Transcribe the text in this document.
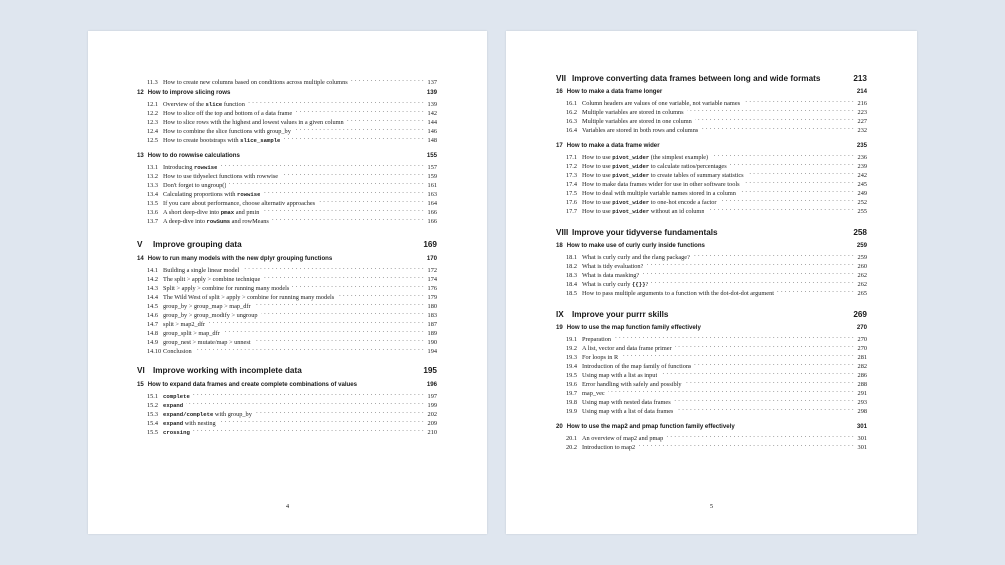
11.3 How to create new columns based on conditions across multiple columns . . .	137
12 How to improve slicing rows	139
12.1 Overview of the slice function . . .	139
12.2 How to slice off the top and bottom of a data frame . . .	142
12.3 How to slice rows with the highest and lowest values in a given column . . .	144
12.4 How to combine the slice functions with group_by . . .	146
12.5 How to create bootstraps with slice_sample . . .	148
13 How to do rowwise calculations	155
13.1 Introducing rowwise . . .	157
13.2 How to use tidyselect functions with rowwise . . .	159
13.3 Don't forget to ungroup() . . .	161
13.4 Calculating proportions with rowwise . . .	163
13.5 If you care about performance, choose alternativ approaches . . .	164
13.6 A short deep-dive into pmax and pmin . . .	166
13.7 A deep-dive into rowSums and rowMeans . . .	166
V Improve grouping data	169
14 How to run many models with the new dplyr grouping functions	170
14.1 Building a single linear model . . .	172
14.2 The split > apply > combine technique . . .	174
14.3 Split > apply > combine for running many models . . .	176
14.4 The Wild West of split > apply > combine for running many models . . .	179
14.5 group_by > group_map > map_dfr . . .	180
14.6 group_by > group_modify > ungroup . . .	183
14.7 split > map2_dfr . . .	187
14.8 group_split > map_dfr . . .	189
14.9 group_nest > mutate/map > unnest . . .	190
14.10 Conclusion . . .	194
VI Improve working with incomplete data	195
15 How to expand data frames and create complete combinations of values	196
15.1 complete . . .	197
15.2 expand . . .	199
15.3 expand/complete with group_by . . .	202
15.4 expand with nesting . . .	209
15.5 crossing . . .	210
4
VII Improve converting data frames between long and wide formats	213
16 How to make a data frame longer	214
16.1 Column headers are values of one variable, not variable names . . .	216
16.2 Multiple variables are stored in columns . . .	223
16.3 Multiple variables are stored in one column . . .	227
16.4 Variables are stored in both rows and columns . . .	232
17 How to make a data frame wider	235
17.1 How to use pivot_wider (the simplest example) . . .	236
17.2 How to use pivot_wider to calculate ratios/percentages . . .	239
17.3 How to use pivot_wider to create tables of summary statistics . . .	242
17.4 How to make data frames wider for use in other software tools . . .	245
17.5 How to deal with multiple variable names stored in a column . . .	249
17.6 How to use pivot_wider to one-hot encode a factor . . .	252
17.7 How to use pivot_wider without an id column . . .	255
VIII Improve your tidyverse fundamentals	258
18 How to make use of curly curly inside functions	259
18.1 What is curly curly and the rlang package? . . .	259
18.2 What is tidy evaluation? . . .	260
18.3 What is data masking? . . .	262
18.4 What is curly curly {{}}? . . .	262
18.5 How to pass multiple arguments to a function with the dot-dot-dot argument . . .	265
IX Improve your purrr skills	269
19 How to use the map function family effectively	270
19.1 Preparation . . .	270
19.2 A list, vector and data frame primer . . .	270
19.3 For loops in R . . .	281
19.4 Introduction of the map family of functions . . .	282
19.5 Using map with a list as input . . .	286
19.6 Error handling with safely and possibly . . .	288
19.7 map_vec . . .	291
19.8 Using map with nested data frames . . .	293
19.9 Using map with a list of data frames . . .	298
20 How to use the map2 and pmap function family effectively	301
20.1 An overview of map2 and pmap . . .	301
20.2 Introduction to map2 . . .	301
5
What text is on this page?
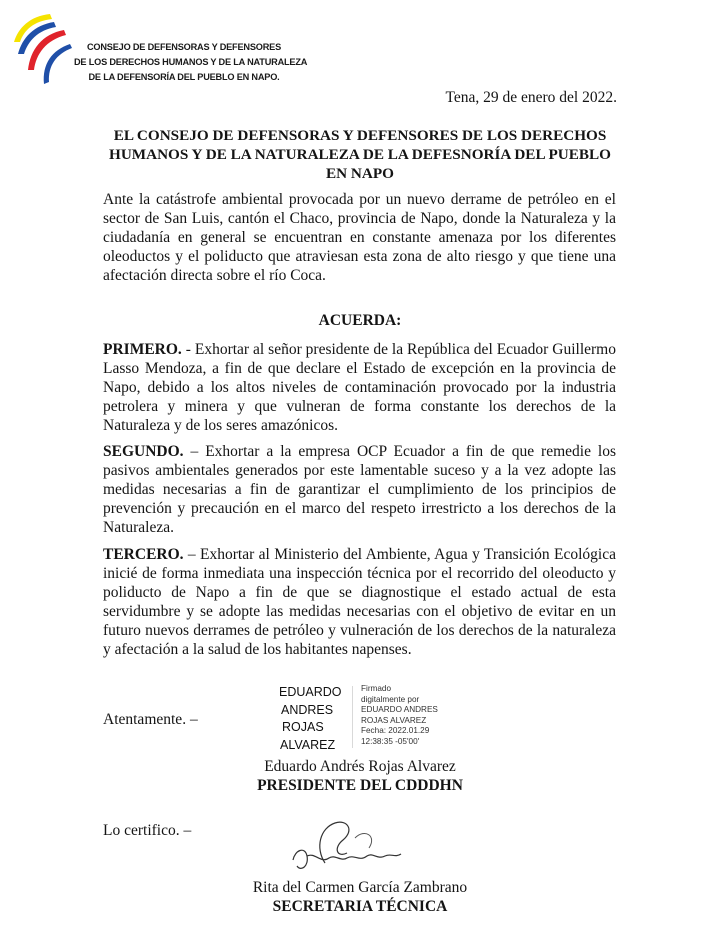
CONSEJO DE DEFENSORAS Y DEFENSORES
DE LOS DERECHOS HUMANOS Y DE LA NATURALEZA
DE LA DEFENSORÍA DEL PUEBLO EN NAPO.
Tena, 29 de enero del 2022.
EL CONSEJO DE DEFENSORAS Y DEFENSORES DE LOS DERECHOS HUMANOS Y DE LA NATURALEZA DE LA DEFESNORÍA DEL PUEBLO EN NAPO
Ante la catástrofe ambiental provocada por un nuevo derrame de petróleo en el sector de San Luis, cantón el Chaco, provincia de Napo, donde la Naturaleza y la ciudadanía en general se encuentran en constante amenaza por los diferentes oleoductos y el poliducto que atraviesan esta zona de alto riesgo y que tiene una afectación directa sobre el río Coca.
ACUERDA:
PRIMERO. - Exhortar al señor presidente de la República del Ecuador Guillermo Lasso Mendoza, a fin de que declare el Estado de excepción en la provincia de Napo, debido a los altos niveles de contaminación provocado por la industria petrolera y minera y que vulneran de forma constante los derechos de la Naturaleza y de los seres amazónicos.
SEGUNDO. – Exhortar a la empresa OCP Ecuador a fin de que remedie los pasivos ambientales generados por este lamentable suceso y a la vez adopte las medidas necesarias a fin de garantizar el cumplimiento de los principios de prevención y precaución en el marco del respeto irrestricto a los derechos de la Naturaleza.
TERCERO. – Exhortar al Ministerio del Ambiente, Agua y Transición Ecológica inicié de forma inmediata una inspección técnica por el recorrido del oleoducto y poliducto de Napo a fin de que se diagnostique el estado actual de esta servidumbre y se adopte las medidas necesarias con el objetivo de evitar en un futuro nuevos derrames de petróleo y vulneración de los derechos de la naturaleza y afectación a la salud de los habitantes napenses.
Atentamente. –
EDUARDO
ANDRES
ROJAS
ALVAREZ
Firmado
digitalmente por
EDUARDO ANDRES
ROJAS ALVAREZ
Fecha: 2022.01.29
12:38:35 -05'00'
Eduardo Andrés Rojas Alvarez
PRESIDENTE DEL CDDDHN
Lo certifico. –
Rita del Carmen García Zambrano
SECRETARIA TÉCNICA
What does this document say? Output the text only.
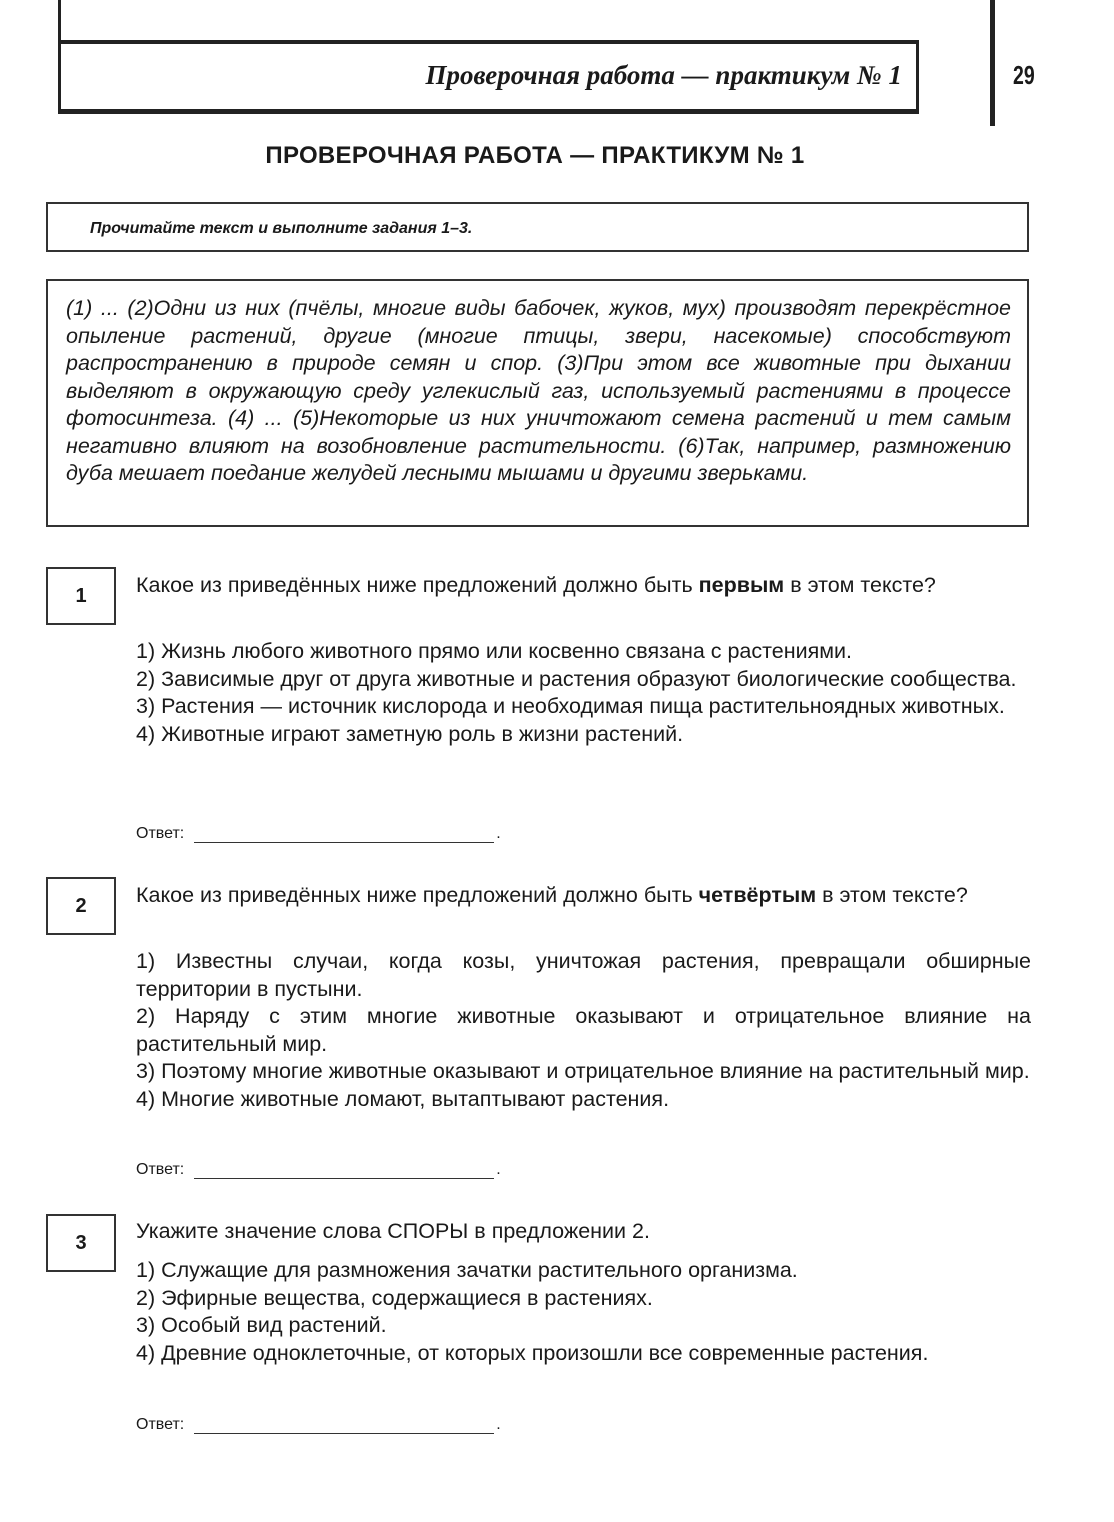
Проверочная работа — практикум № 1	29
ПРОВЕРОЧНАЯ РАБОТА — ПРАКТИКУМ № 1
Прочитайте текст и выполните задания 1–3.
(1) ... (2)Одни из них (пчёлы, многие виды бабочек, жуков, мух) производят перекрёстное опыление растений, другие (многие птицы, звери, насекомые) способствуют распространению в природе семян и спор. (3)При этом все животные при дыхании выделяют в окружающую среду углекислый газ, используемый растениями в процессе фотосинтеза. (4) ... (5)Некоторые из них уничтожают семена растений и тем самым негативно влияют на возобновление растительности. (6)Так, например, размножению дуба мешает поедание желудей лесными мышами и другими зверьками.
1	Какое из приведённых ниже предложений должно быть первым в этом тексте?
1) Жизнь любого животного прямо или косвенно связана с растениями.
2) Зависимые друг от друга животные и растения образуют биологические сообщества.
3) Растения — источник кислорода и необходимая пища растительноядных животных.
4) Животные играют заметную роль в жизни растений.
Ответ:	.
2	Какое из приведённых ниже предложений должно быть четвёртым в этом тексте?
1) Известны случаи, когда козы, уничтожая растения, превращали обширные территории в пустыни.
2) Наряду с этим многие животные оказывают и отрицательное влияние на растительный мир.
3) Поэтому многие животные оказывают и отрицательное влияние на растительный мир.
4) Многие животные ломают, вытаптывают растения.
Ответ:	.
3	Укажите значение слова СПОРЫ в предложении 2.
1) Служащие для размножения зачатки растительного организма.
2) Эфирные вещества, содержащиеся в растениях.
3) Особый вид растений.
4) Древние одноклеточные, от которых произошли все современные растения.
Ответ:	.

___

Problem to work on – Look through the entries above. Extract each line with the word "PUEBLO".

Written solution –
DE LA DEFENSORÍA DEL PUEBLO EN NAPO.
EL CONSEJO DE DEFENSORAS Y DEFENSORES DE LOS DERECHOS HUMANOS Y DE LA NATURALEZA DE LA DEFESNORÍA DEL PUEBLO EN NAPO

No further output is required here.